WHAT TO WORK ON:
Transcribe the records below exactly as they appear.

## START

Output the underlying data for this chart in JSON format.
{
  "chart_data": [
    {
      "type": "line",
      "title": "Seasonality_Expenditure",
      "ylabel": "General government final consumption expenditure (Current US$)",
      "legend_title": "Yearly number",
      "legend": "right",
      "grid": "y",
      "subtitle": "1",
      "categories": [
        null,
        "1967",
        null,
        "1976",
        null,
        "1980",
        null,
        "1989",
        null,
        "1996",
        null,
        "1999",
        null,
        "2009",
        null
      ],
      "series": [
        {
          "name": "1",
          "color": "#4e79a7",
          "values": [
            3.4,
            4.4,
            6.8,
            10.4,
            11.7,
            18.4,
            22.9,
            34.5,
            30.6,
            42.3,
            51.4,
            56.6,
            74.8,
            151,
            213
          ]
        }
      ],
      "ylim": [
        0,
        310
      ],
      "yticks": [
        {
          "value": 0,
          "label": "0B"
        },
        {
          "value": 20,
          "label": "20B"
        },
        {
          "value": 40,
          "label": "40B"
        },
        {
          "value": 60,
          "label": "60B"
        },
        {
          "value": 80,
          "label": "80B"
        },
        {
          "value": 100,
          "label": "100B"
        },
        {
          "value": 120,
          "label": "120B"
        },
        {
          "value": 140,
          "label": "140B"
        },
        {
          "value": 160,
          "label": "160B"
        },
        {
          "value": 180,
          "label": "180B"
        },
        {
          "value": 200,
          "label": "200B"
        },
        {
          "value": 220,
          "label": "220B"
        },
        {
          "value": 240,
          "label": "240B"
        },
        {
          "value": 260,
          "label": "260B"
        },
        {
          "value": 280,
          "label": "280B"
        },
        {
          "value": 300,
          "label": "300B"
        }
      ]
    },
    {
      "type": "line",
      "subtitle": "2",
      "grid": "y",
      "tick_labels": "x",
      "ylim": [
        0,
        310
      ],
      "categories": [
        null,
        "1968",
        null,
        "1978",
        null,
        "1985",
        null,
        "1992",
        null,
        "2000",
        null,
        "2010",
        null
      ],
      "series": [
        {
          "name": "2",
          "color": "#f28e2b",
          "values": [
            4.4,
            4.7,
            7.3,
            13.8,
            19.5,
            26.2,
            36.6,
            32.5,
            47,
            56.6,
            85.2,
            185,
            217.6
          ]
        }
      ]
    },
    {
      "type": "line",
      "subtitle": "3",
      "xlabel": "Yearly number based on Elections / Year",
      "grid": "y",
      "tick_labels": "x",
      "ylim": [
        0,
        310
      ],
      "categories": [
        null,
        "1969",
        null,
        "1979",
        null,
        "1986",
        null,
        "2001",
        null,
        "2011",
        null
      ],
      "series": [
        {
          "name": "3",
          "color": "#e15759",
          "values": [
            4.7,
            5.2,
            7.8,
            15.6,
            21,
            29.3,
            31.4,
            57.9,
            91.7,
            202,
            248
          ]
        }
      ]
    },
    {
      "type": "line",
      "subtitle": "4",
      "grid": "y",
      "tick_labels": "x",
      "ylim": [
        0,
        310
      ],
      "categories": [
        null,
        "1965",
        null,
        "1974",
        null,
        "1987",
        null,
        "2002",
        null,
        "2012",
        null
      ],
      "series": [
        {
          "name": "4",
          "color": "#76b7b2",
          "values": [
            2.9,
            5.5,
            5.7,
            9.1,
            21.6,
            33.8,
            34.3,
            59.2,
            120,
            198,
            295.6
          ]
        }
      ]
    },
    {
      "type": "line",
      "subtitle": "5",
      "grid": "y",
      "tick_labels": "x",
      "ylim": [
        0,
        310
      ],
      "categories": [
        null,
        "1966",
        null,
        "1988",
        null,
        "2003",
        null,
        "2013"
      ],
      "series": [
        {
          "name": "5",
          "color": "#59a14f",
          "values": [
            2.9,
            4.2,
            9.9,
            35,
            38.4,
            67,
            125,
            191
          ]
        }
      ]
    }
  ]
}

## END

CORRECT RESPONSE:
Output the underlying data for this chart in JSON format.
{
  "chart_data": [
    {
      "type": "line",
      "title": "Seasonality_Expenditure",
      "ylabel": "General government final consumption expenditure (Current US$)",
      "legend_title": "Yearly number",
      "legend": "right",
      "grid": "y",
      "subtitle": "1",
      "categories": [
        null,
        "1967",
        null,
        "1976",
        null,
        "1980",
        null,
        "1989",
        null,
        "1996",
        null,
        "1999",
        null,
        "2009",
        null
      ],
      "series": [
        {
          "name": "1",
          "color": "#4e79a7",
          "values": [
            3.4,
            4.4,
            6.8,
            10.4,
            11.7,
            18.4,
            22.9,
            34.5,
            30.6,
            42.3,
            51.4,
            56.6,
            74.8,
            151,
            213
          ]
        }
      ],
      "ylim": [
        0,
        310
      ],
      "yticks": [
        {
          "value": 0,
          "label": "0B"
        },
        {
          "value": 20,
          "label": "20B"
        },
        {
          "value": 40,
          "label": "40B"
        },
        {
          "value": 60,
          "label": "60B"
        },
        {
          "value": 80,
          "label": "80B"
        },
        {
          "value": 100,
          "label": "100B"
        },
        {
          "value": 120,
          "label": "120B"
        },
        {
          "value": 140,
          "label": "140B"
        },
        {
          "value": 160,
          "label": "160B"
        },
        {
          "value": 180,
          "label": "180B"
        },
        {
          "value": 200,
          "label": "200B"
        },
        {
          "value": 220,
          "label": "220B"
        },
        {
          "value": 240,
          "label": "240B"
        },
        {
          "value": 260,
          "label": "260B"
        },
        {
          "value": 280,
          "label": "280B"
        },
        {
          "value": 300,
          "label": "300B"
        }
      ]
    },
    {
      "type": "line",
      "subtitle": "2",
      "grid": "y",
      "tick_labels": "x",
      "ylim": [
        0,
        310
      ],
      "categories": [
        null,
        "1968",
        null,
        "1978",
        null,
        "1985",
        null,
        "1992",
        null,
        "2000",
        null,
        "2010",
        null
      ],
      "series": [
        {
          "name": "2",
          "color": "#f28e2b",
          "values": [
            4.4,
            4.7,
            7.3,
            13.8,
            19.5,
            26.2,
            36.6,
            32.5,
            47,
            56.6,
            85.2,
            185,
            217.6
          ]
        }
      ]
    },
    {
      "type": "line",
      "subtitle": "3",
      "xlabel": "Yearly number based on Elections / Year",
      "grid": "y",
      "tick_labels": "x",
      "ylim": [
        0,
        310
      ],
      "categories": [
        null,
        "1969",
        null,
        "1979",
        null,
        "1986",
        null,
        "2001",
        null,
        "2011",
        null
      ],
      "series": [
        {
          "name": "3",
          "color": "#e15759",
          "values": [
            4.7,
            5.2,
            7.8,
            15.6,
            21,
            29.3,
            31.4,
            57.9,
            91.7,
            202,
            248
          ]
        }
      ]
    },
    {
      "type": "line",
      "subtitle": "4",
      "grid": "y",
      "tick_labels": "x",
      "ylim": [
        0,
        310
      ],
      "categories": [
        null,
        "1965",
        null,
        "1974",
        null,
        "1987",
        null,
        "2002",
        null,
        "2012",
        null
      ],
      "series": [
        {
          "name": "4",
          "color": "#76b7b2",
          "values": [
            2.9,
            5.5,
            5.7,
            9.1,
            21.6,
            33.8,
            34.3,
            59.2,
            120,
            198,
            295.6
          ]
        }
      ]
    },
    {
      "type": "line",
      "subtitle": "5",
      "grid": "y",
      "tick_labels": "x",
      "ylim": [
        0,
        310
      ],
      "categories": [
        null,
        "1966",
        null,
        "1988",
        null,
        "2003",
        null,
        "2013"
      ],
      "series": [
        {
          "name": "5",
          "color": "#59a14f",
          "values": [
            2.9,
            4.2,
            9.9,
            35,
            38.4,
            67,
            125,
            191
          ]
        }
      ]
    }
  ]
}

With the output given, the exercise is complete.